Tattiche versus Strategie. Complessità e sua riduzione

L'inquetudine metodologica delle teorie di marketing

Il marketing e l’inquietudine metodologica

08/01/2015 Commenti disabilitati su Tattiche versus Strategie. Il consumo come tramite di socializzazione Views: 4319 Testi

Tattiche versus Strategie. Il consumo come tramite di socializzazione

MARKETING, COMUNICAZIONE, SEMIOTICA: STRATEGIE ENUNCIATIVE DELLA COMPLICITÀ

1 – LE DUE PRODUZIONI

1.2 Tattiche versus Strategie. Complessità e sua riduzione (seconda parte)

Ancora dobbiamo tornare al concetto di “trasversalità” nell’accezione che abbiamo poc’anzi esposto. Avanziamo l’ipotesi che l’adozione di nuovi parametri possa legittimare una sorta di messa tra parentesi della nota contrapposizione tra apocalittici e integrati proposta da Eco negli anni sessanta (Eco, 1964). Questa sospensione del giudizio non vuol essere una rinuncia, l’ammissione dell’insolubilità del problema. Si tratta più semplicemente di una scelta paradigmatica che pertinentizza alcuni tratti della questione e non altri. Secondo la prospettiva che stiamo adottando, possiamo infatti considerare valida l’interpretazione del consumo come tramite di socializzazione e partecipazione, senza che questa assunzione comporti la considerazione del consumatore come soggetto passivamente manipolabile. Rovesciando i termini della questione, che tuttavia rimane la stessa, potremmo considerare il consumo come un atto da parte di un attore sociale che si muove secondo logiche ti tipo tattico, nell’accezione che De Certau ci fornisce del termine.

Dati di partenza:
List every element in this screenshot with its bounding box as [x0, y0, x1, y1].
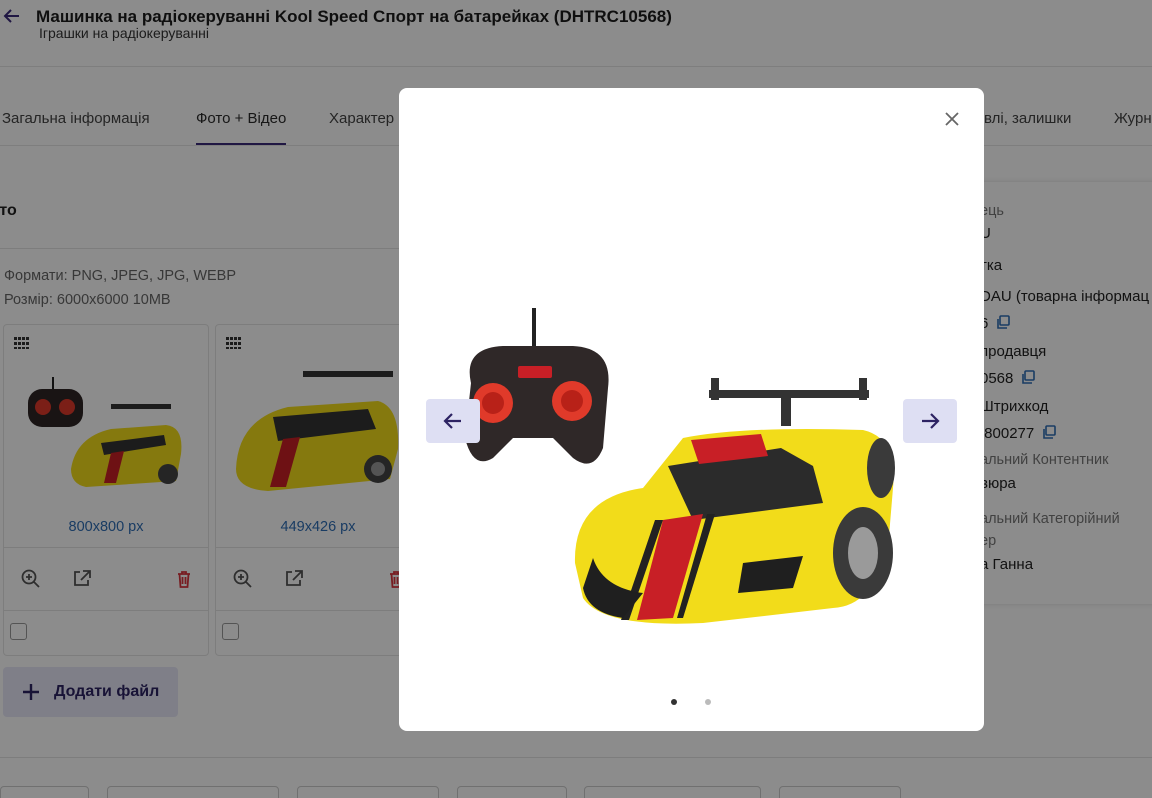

Compito da svolgere: Prosegui il testo sul consumo come tramite di socializzazione, riprendendo dopo l'ultima frase riportata.

Risposta al compito:
L’atto di consumo, allora, inteso come mossa tattica e appropriativa, risponde a proprie determinate funzioni, le quali possono essere ricondotte a due principali: quella di riduzione della complessità e quella di partecipazione alla complessità del sistema. Le due definizioni appariranno senz’altro più chiare dopo che avremo definito il concetto di complessità sociale. Il nostro tentativo è, ancora una volta, di reinterpretare le due funzioni del consumo utilizzando quei parametri che ci hanno implicitamente fornito De Certau e Maffesoli. Accettiamo come dato di partenza la definizione del consumo come funzione sociale determinante per la riduzione della complessità sociale poiché, come abbiamo sottolineato, “producente identità sociali”. Ma vogliamo sottolineare di tale comportamento quelle caratteristiche ti tipo tattico, e quindi tipicamente “popolari”, che in questo caso rispondono all’esigenza di semplificare ciò che appare complesso, di discretizzare un continuum altrimenti difficilmente manipolabile. È inoltre fondamentale, per la prospettiva che ci siamo posti, tenere conto del carattere interazionale del rapporto che viene a determinarsi fra la strategia inscritta nell’oggetto e l’atto di consumo. Detto in altri termini, l’identità sociale è il risultato di una doppia produzione tattico-strategica che mette in gioco sia le operazioni previsionali dell’emittente sia le mosse interpretative del destinatario.
La riduzione della complessità diverrebbe allora nient’altro che una mossa tattica, un “gioco d’astuzia”, l’unica possibilità da parte del consumatore di controllo parziale di un sistema di dominio complesso e sfuggente. La prospettiva è paragonabile alla chiave interpretativa che del consumo ci forniscono Mary Douglas e Baron Isherwood. «Quando avremo ricollocato l’individuo nel reticolo dei suoi obblighi sociali e reinserito il consumo all’interno del processo sociale, vedremo che i beni danno un contributo estremamente positivo alla vita razionale, soprattutto per quanto concerne il ragionamento metaforico. Questo libro sostiene la tesi che l’essere razionale non può riuscire a comportarsi razionalmente, a meno che il mondo che lo circonda non sia dotato di una coerenza e regolarità. Per continuare a pensare in modo razionale, l’individuo ha bisogno  di un mondo intellegibile e questa intelligibilità dovrà essere dotata di contrassegni visibili.» (Douglas e Isherwood, 1979, tr. it, p.7)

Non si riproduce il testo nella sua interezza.